— begin PROVIDED INFORMATION —

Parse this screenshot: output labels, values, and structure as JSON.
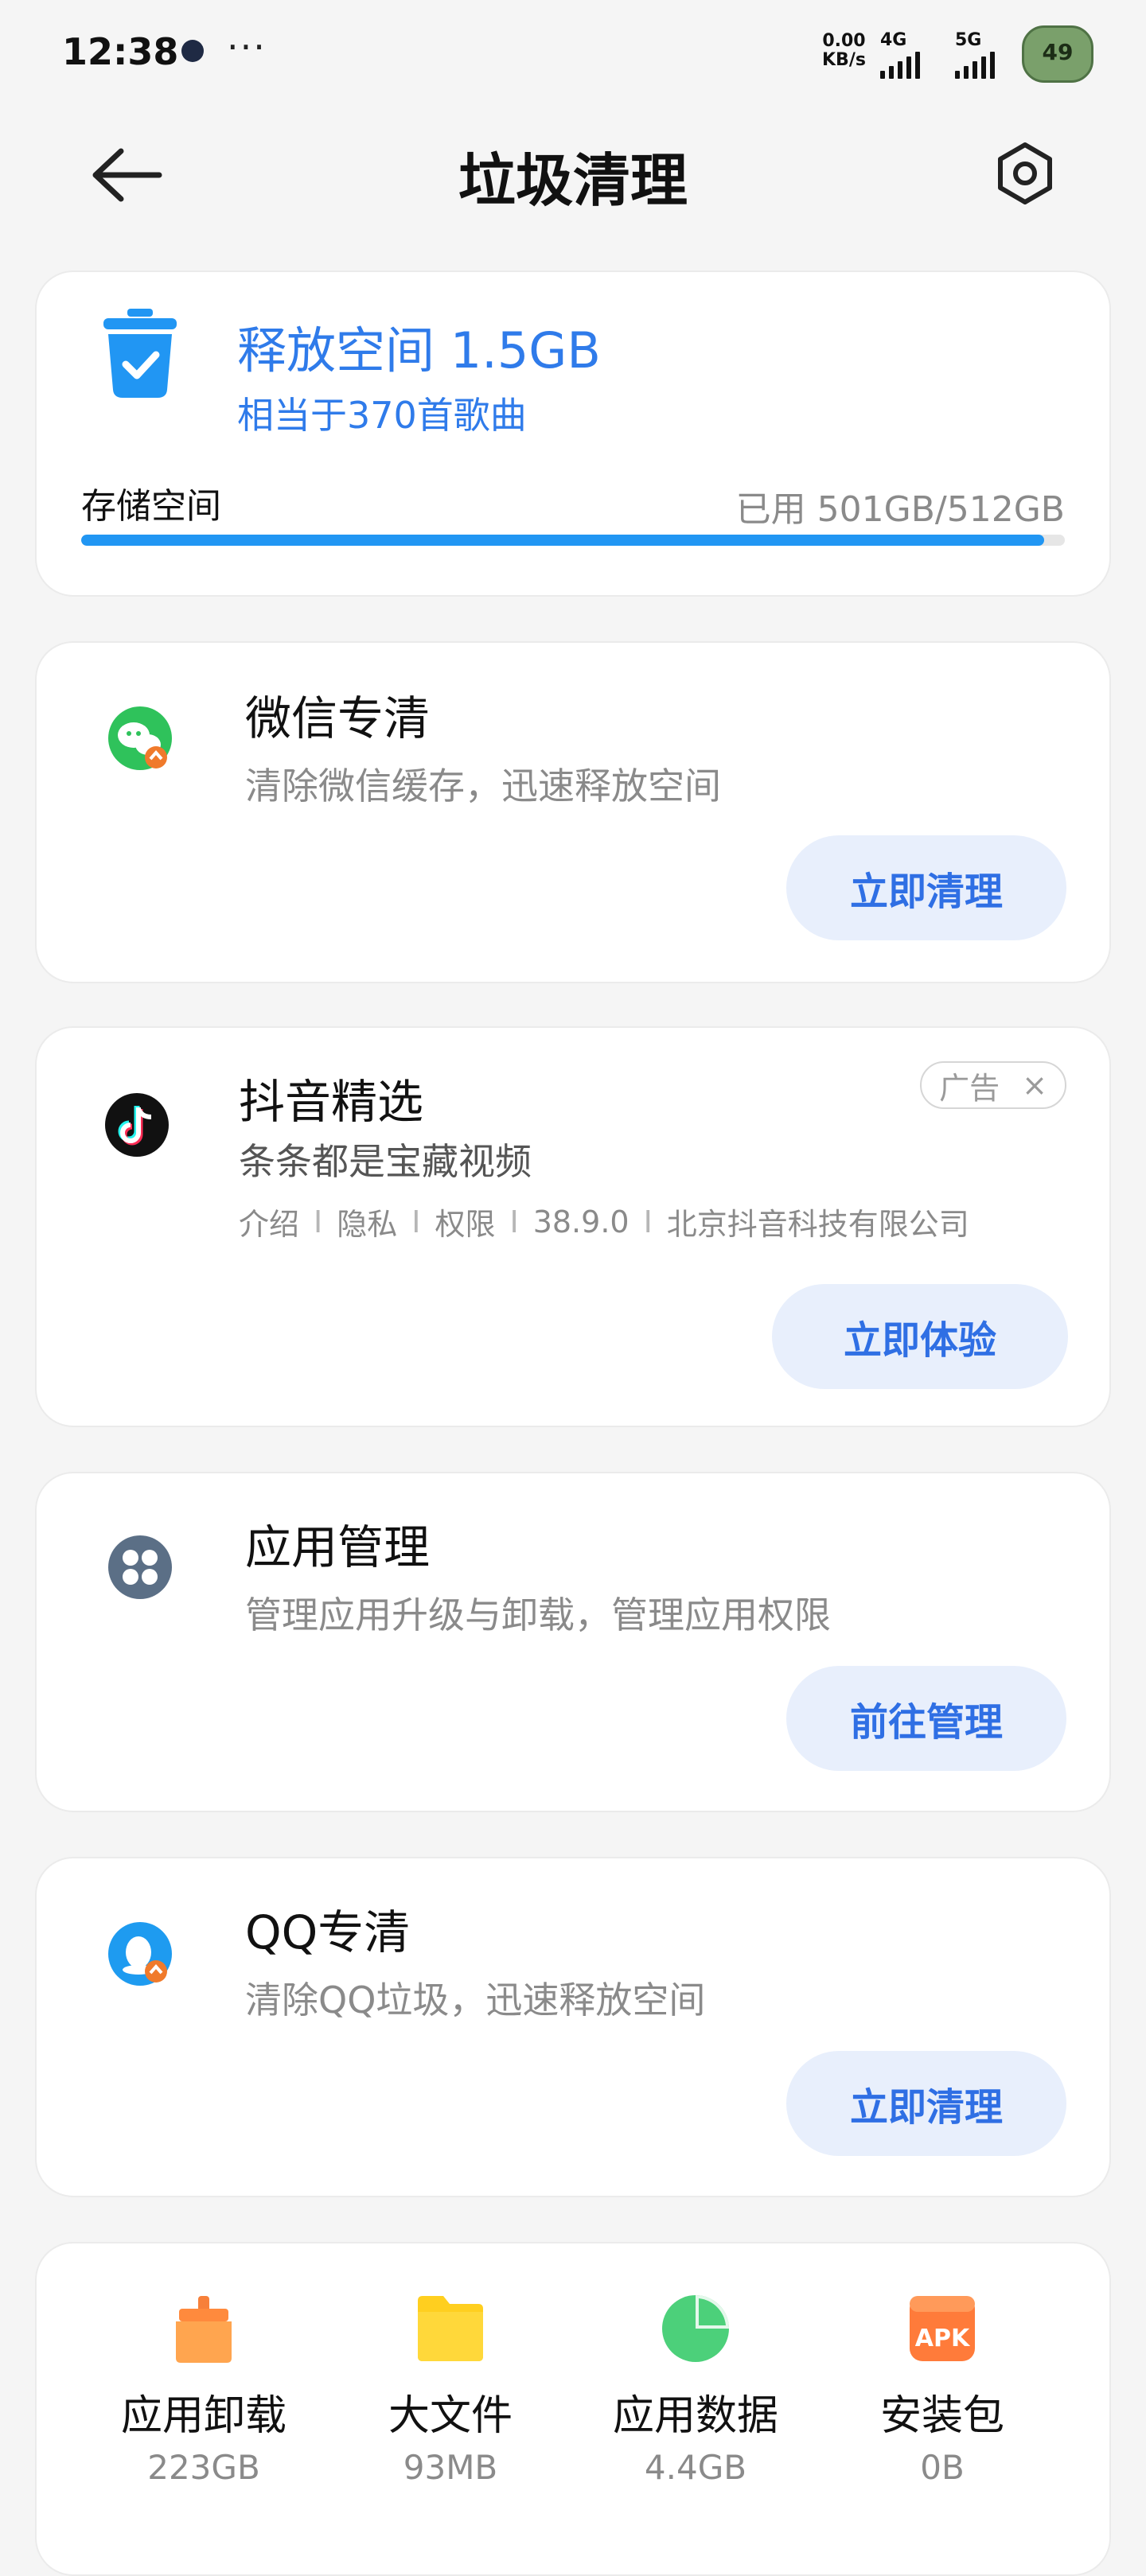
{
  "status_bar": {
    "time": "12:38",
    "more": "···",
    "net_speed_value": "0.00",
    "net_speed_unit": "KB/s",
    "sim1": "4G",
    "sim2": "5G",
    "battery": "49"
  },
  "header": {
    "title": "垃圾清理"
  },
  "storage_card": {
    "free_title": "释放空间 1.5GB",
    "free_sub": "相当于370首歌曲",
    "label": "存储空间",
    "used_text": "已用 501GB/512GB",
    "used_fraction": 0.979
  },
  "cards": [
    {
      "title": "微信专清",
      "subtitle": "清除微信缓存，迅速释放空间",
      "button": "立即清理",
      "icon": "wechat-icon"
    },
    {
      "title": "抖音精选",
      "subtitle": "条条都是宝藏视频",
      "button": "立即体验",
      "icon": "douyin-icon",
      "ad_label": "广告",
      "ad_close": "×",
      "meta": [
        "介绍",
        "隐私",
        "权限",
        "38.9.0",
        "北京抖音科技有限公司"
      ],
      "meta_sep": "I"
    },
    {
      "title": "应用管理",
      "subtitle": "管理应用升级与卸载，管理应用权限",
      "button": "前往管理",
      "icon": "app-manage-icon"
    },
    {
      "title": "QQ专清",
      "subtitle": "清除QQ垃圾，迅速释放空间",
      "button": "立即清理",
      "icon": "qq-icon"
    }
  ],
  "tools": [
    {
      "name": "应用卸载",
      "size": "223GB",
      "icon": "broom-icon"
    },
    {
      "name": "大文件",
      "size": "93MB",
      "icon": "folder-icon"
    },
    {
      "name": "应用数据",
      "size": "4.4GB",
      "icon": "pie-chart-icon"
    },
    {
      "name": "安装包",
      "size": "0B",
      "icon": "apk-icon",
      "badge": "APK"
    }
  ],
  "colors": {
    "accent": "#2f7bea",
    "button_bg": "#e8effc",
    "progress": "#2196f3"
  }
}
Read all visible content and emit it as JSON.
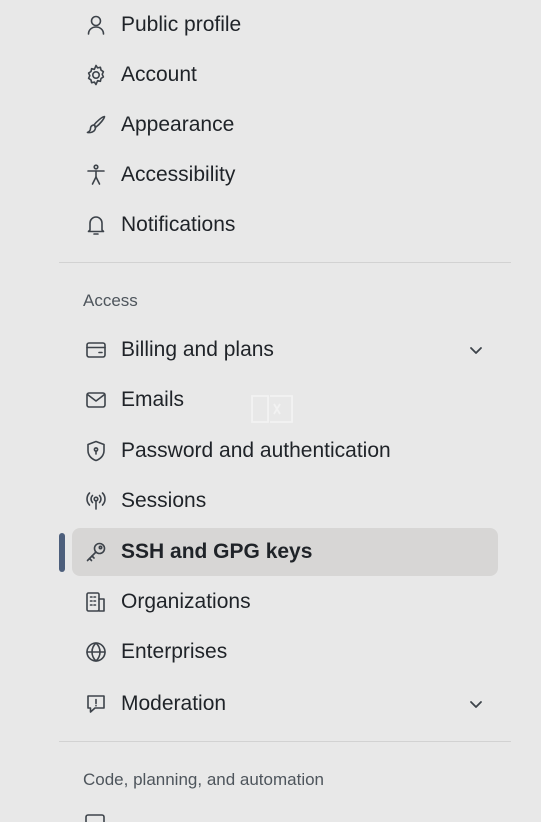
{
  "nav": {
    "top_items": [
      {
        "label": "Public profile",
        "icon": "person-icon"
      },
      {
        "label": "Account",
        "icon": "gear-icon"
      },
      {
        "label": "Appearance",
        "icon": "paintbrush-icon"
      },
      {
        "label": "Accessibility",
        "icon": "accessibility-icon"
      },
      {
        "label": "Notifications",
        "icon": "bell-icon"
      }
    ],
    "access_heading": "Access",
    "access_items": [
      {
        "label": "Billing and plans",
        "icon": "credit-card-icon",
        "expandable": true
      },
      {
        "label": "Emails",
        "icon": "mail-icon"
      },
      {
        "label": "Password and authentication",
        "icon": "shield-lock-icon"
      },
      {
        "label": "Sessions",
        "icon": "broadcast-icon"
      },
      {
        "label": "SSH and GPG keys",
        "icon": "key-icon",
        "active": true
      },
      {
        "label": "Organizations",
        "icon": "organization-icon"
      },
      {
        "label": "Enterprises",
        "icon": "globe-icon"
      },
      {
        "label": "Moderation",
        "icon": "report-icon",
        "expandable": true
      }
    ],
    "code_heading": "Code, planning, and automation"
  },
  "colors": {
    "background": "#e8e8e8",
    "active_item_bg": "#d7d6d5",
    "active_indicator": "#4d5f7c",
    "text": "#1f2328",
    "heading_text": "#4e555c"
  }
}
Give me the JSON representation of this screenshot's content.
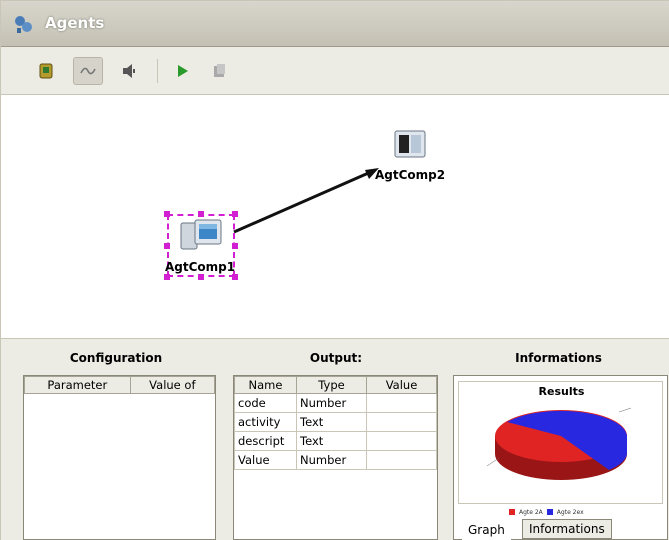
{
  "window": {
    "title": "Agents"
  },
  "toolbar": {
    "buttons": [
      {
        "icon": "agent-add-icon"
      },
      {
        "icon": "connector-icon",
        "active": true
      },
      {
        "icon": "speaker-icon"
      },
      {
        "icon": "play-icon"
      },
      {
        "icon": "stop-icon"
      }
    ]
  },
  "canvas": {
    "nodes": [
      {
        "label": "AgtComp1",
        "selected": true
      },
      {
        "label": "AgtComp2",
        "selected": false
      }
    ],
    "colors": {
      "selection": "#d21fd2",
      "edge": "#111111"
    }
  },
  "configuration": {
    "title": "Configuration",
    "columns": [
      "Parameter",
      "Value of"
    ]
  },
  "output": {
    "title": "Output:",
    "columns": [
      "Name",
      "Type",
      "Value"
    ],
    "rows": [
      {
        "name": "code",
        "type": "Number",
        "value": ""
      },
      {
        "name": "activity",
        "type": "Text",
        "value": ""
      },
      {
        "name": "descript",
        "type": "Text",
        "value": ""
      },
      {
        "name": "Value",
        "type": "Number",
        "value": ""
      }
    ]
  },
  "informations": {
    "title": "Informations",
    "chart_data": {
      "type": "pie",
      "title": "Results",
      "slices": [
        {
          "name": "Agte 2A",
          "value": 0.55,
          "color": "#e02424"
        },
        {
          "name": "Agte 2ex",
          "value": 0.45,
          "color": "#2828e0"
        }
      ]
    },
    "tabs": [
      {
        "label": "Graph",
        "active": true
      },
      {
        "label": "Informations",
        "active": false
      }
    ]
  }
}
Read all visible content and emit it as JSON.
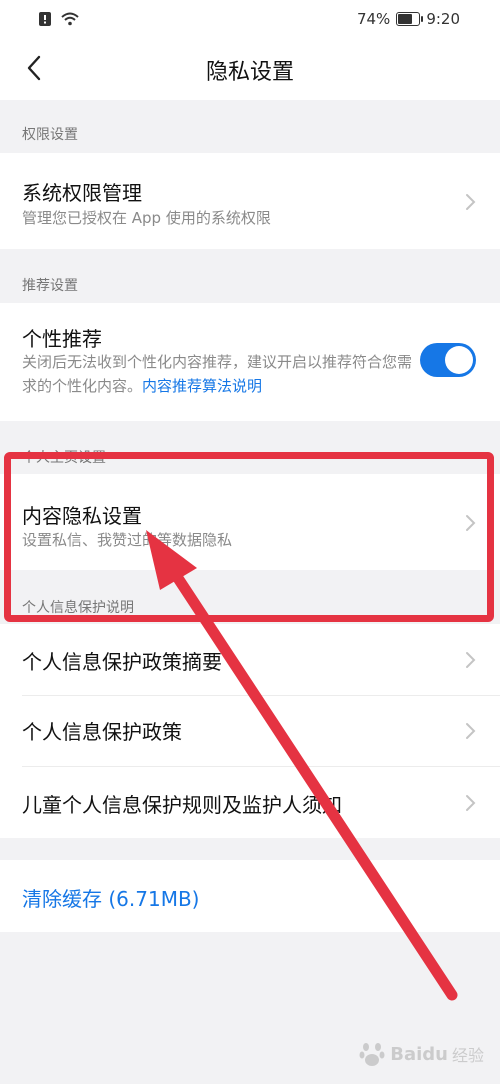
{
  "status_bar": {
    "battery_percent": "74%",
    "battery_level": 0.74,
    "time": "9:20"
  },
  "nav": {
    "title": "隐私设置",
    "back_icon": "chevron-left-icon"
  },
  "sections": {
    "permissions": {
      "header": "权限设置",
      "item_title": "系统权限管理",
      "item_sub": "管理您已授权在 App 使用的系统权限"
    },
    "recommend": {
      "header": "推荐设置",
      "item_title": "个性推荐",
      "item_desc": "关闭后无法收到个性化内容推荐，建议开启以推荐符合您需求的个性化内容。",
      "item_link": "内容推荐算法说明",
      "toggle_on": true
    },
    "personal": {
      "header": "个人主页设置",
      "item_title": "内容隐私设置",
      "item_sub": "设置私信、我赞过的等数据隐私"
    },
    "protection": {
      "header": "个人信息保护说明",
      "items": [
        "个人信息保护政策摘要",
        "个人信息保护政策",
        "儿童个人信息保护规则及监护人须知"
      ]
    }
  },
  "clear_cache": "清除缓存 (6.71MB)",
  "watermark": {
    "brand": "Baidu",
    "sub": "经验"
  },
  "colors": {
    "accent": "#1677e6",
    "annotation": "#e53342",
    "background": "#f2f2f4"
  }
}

— end PROVIDED INFORMATION —

WHAT IS EXPECTED:
Without including any pictures, print all of the material exactly as given.

SOLUTION TO THE EXERCISE:
Parse this screenshot: output labels, values, and structure as JSON.
{
  "status_bar": {
    "time": "12:38",
    "more": "···",
    "net_speed_value": "0.00",
    "net_speed_unit": "KB/s",
    "sim1": "4G",
    "sim2": "5G",
    "battery": "49"
  },
  "header": {
    "title": "垃圾清理"
  },
  "storage_card": {
    "free_title": "释放空间 1.5GB",
    "free_sub": "相当于370首歌曲",
    "label": "存储空间",
    "used_text": "已用 501GB/512GB",
    "used_fraction": 0.979
  },
  "cards": [
    {
      "title": "微信专清",
      "subtitle": "清除微信缓存，迅速释放空间",
      "button": "立即清理",
      "icon": "wechat-icon"
    },
    {
      "title": "抖音精选",
      "subtitle": "条条都是宝藏视频",
      "button": "立即体验",
      "icon": "douyin-icon",
      "ad_label": "广告",
      "ad_close": "×",
      "meta": [
        "介绍",
        "隐私",
        "权限",
        "38.9.0",
        "北京抖音科技有限公司"
      ],
      "meta_sep": "I"
    },
    {
      "title": "应用管理",
      "subtitle": "管理应用升级与卸载，管理应用权限",
      "button": "前往管理",
      "icon": "app-manage-icon"
    },
    {
      "title": "QQ专清",
      "subtitle": "清除QQ垃圾，迅速释放空间",
      "button": "立即清理",
      "icon": "qq-icon"
    }
  ],
  "tools": [
    {
      "name": "应用卸载",
      "size": "223GB",
      "icon": "broom-icon"
    },
    {
      "name": "大文件",
      "size": "93MB",
      "icon": "folder-icon"
    },
    {
      "name": "应用数据",
      "size": "4.4GB",
      "icon": "pie-chart-icon"
    },
    {
      "name": "安装包",
      "size": "0B",
      "icon": "apk-icon",
      "badge": "APK"
    }
  ],
  "colors": {
    "accent": "#2f7bea",
    "button_bg": "#e8effc",
    "progress": "#2196f3"
  }
}
Read all visible content and emit it as JSON.
{
  "nav": {
    "top_items": [
      {
        "label": "Public profile",
        "icon": "person-icon"
      },
      {
        "label": "Account",
        "icon": "gear-icon"
      },
      {
        "label": "Appearance",
        "icon": "paintbrush-icon"
      },
      {
        "label": "Accessibility",
        "icon": "accessibility-icon"
      },
      {
        "label": "Notifications",
        "icon": "bell-icon"
      }
    ],
    "access_heading": "Access",
    "access_items": [
      {
        "label": "Billing and plans",
        "icon": "credit-card-icon",
        "expandable": true
      },
      {
        "label": "Emails",
        "icon": "mail-icon"
      },
      {
        "label": "Password and authentication",
        "icon": "shield-lock-icon"
      },
      {
        "label": "Sessions",
        "icon": "broadcast-icon"
      },
      {
        "label": "SSH and GPG keys",
        "icon": "key-icon",
        "active": true
      },
      {
        "label": "Organizations",
        "icon": "organization-icon"
      },
      {
        "label": "Enterprises",
        "icon": "globe-icon"
      },
      {
        "label": "Moderation",
        "icon": "report-icon",
        "expandable": true
      }
    ],
    "code_heading": "Code, planning, and automation"
  },
  "colors": {
    "background": "#e8e8e8",
    "active_item_bg": "#d7d6d5",
    "active_indicator": "#4d5f7c",
    "text": "#1f2328",
    "heading_text": "#4e555c"
  }
}
Give me the JSON representation of this screenshot's content.
{
  "window": {
    "title": "Agents"
  },
  "toolbar": {
    "buttons": [
      {
        "icon": "agent-add-icon"
      },
      {
        "icon": "connector-icon",
        "active": true
      },
      {
        "icon": "speaker-icon"
      },
      {
        "icon": "play-icon"
      },
      {
        "icon": "stop-icon"
      }
    ]
  },
  "canvas": {
    "nodes": [
      {
        "label": "AgtComp1",
        "selected": true
      },
      {
        "label": "AgtComp2",
        "selected": false
      }
    ],
    "colors": {
      "selection": "#d21fd2",
      "edge": "#111111"
    }
  },
  "configuration": {
    "title": "Configuration",
    "columns": [
      "Parameter",
      "Value of"
    ]
  },
  "output": {
    "title": "Output:",
    "columns": [
      "Name",
      "Type",
      "Value"
    ],
    "rows": [
      {
        "name": "code",
        "type": "Number",
        "value": ""
      },
      {
        "name": "activity",
        "type": "Text",
        "value": ""
      },
      {
        "name": "descript",
        "type": "Text",
        "value": ""
      },
      {
        "name": "Value",
        "type": "Number",
        "value": ""
      }
    ]
  },
  "informations": {
    "title": "Informations",
    "chart_data": {
      "type": "pie",
      "title": "Results",
      "slices": [
        {
          "name": "Agte 2A",
          "value": 0.55,
          "color": "#e02424"
        },
        {
          "name": "Agte 2ex",
          "value": 0.45,
          "color": "#2828e0"
        }
      ]
    },
    "tabs": [
      {
        "label": "Graph",
        "active": true
      },
      {
        "label": "Informations",
        "active": false
      }
    ]
  }
}
Read all visible content and emit it as JSON.
{
  "status_bar": {
    "battery_percent": "74%",
    "battery_level": 0.74,
    "time": "9:20"
  },
  "nav": {
    "title": "隐私设置",
    "back_icon": "chevron-left-icon"
  },
  "sections": {
    "permissions": {
      "header": "权限设置",
      "item_title": "系统权限管理",
      "item_sub": "管理您已授权在 App 使用的系统权限"
    },
    "recommend": {
      "header": "推荐设置",
      "item_title": "个性推荐",
      "item_desc": "关闭后无法收到个性化内容推荐，建议开启以推荐符合您需求的个性化内容。",
      "item_link": "内容推荐算法说明",
      "toggle_on": true
    },
    "personal": {
      "header": "个人主页设置",
      "item_title": "内容隐私设置",
      "item_sub": "设置私信、我赞过的等数据隐私"
    },
    "protection": {
      "header": "个人信息保护说明",
      "items": [
        "个人信息保护政策摘要",
        "个人信息保护政策",
        "儿童个人信息保护规则及监护人须知"
      ]
    }
  },
  "clear_cache": "清除缓存 (6.71MB)",
  "watermark": {
    "brand": "Baidu",
    "sub": "经验"
  },
  "colors": {
    "accent": "#1677e6",
    "annotation": "#e53342",
    "background": "#f2f2f4"
  }
}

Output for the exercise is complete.